OBJECTIVE :: Pick out every line of the entries below where "Дивиденды" occurs, and copy those lines.

● ● ● ●

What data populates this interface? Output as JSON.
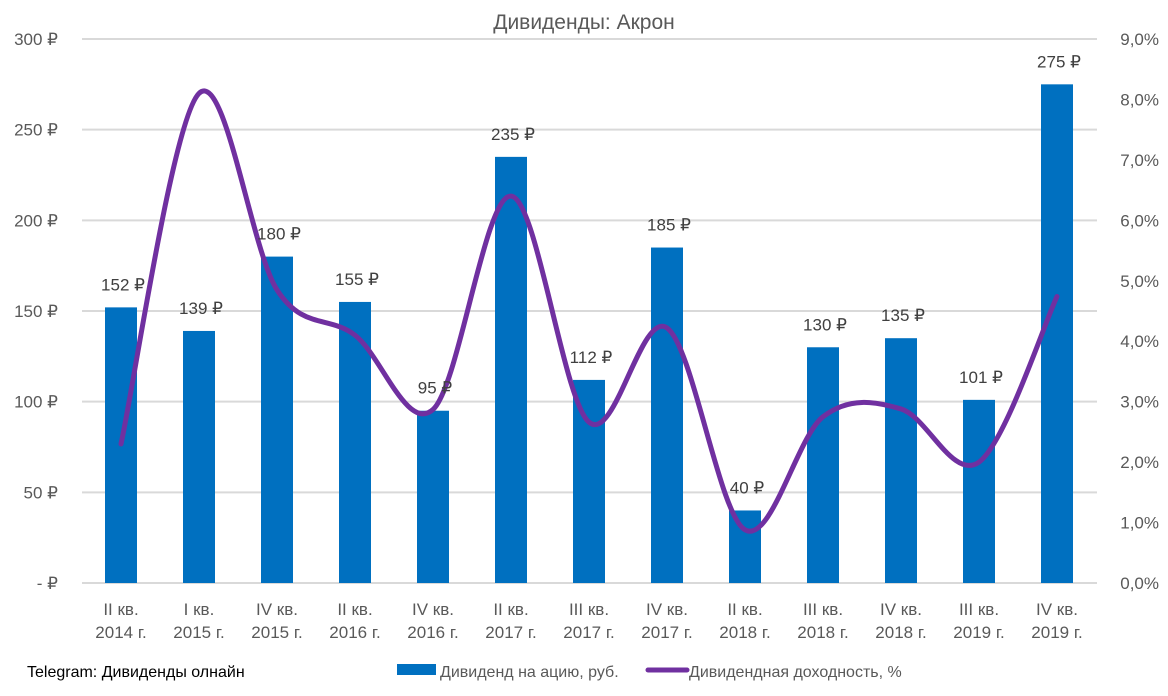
{
  "chart_data": {
    "type": "bar",
    "title": "Дивиденды: Акрон",
    "xlabel": "",
    "ylabel": "",
    "y2label": "",
    "categories": [
      [
        "II кв.",
        "2014  г."
      ],
      [
        "I кв.",
        "2015 г."
      ],
      [
        "IV кв.",
        "2015 г."
      ],
      [
        "II кв.",
        "2016  г."
      ],
      [
        "IV кв.",
        "2016 г."
      ],
      [
        "II кв.",
        "2017  г."
      ],
      [
        "III кв.",
        "2017 г."
      ],
      [
        "IV кв.",
        "2017 г."
      ],
      [
        "II кв.",
        "2018  г."
      ],
      [
        "III кв.",
        "2018 г."
      ],
      [
        "IV кв.",
        "2018 г."
      ],
      [
        "III кв.",
        "2019 г."
      ],
      [
        "IV кв.",
        "2019 г."
      ]
    ],
    "series": [
      {
        "name": "Дивиденд на ацию, руб.",
        "type": "bar",
        "axis": "left",
        "color": "#0070C0",
        "values": [
          152,
          139,
          180,
          155,
          95,
          235,
          112,
          185,
          40,
          130,
          135,
          101,
          275
        ],
        "data_labels": [
          "152 ₽",
          "139 ₽",
          "180 ₽",
          "155 ₽",
          "95 ₽",
          "235 ₽",
          "112 ₽",
          "185 ₽",
          "40 ₽",
          "130 ₽",
          "135 ₽",
          "101 ₽",
          "275 ₽"
        ]
      },
      {
        "name": "Дивидендная доходность, %",
        "type": "line",
        "smooth": true,
        "axis": "right",
        "color": "#7030A0",
        "values": [
          2.3,
          8.1,
          4.85,
          4.1,
          2.87,
          6.4,
          2.66,
          4.22,
          0.88,
          2.75,
          2.88,
          2.0,
          4.74
        ]
      }
    ],
    "ylim": [
      0,
      300
    ],
    "yticks": [
      0,
      50,
      100,
      150,
      200,
      250,
      300
    ],
    "ytick_labels": [
      "-   ₽",
      "50 ₽",
      "100 ₽",
      "150 ₽",
      "200 ₽",
      "250 ₽",
      "300 ₽"
    ],
    "y2lim": [
      0,
      9
    ],
    "y2ticks": [
      0,
      1,
      2,
      3,
      4,
      5,
      6,
      7,
      8,
      9
    ],
    "y2tick_labels": [
      "0,0%",
      "1,0%",
      "2,0%",
      "3,0%",
      "4,0%",
      "5,0%",
      "6,0%",
      "7,0%",
      "8,0%",
      "9,0%"
    ],
    "grid": true,
    "legend_position": "bottom"
  },
  "source_note": "Telegram: Дивиденды олнайн"
}
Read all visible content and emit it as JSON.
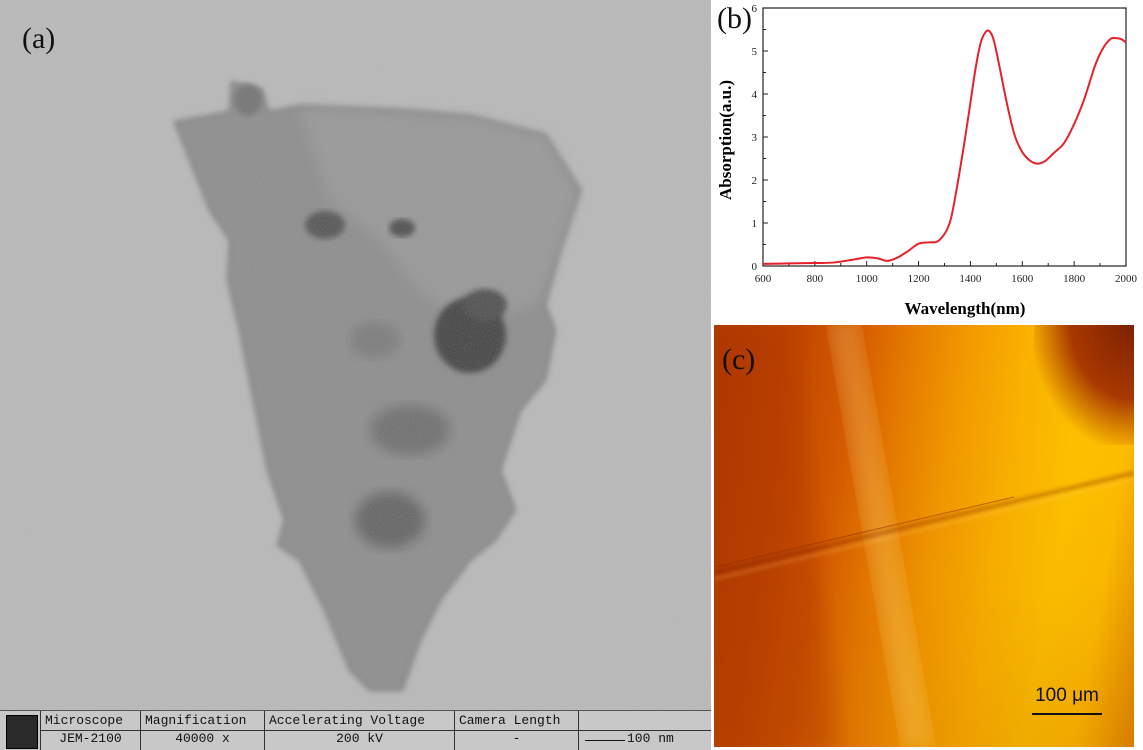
{
  "panel_labels": {
    "a": "(a)",
    "b": "(b)",
    "c": "(c)"
  },
  "tem_info_bar": {
    "headers": [
      "Microscope",
      "Magnification",
      "Accelerating Voltage",
      "Camera Length"
    ],
    "values": [
      "JEM-2100",
      "40000 x",
      "200 kV",
      "-"
    ],
    "scale_bar": "100 nm"
  },
  "optical_scale_bar": "100 μm",
  "chart_data": {
    "type": "line",
    "title": "",
    "xlabel": "Wavelength(nm)",
    "ylabel": "Absorption(a.u.)",
    "xlim": [
      600,
      2000
    ],
    "ylim": [
      0,
      6
    ],
    "xticks": [
      "600",
      "800",
      "1000",
      "1200",
      "1400",
      "1600",
      "1800",
      "2000"
    ],
    "yticks": [
      "0",
      "1",
      "2",
      "3",
      "4",
      "5",
      "6"
    ],
    "grid": false,
    "line_color": "#e8202a",
    "series": [
      {
        "name": "",
        "x": [
          600,
          700,
          800,
          870,
          950,
          1000,
          1040,
          1080,
          1120,
          1160,
          1200,
          1240,
          1280,
          1320,
          1350,
          1380,
          1400,
          1420,
          1440,
          1460,
          1475,
          1490,
          1510,
          1540,
          1570,
          1600,
          1630,
          1660,
          1690,
          1720,
          1760,
          1800,
          1840,
          1880,
          1910,
          1940,
          1960,
          1980,
          2000
        ],
        "y": [
          0.05,
          0.06,
          0.07,
          0.08,
          0.15,
          0.2,
          0.18,
          0.12,
          0.2,
          0.35,
          0.52,
          0.55,
          0.6,
          1.0,
          1.9,
          3.0,
          3.8,
          4.6,
          5.2,
          5.45,
          5.45,
          5.25,
          4.7,
          3.8,
          3.05,
          2.65,
          2.45,
          2.38,
          2.45,
          2.62,
          2.85,
          3.3,
          3.9,
          4.65,
          5.05,
          5.28,
          5.3,
          5.28,
          5.2
        ]
      }
    ]
  }
}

● ● ● ●

ANSWER TO THE TASK ::
    "title": "Дивиденды: Акрон",
  "source_note": "Telegram: Дивиденды олнайн"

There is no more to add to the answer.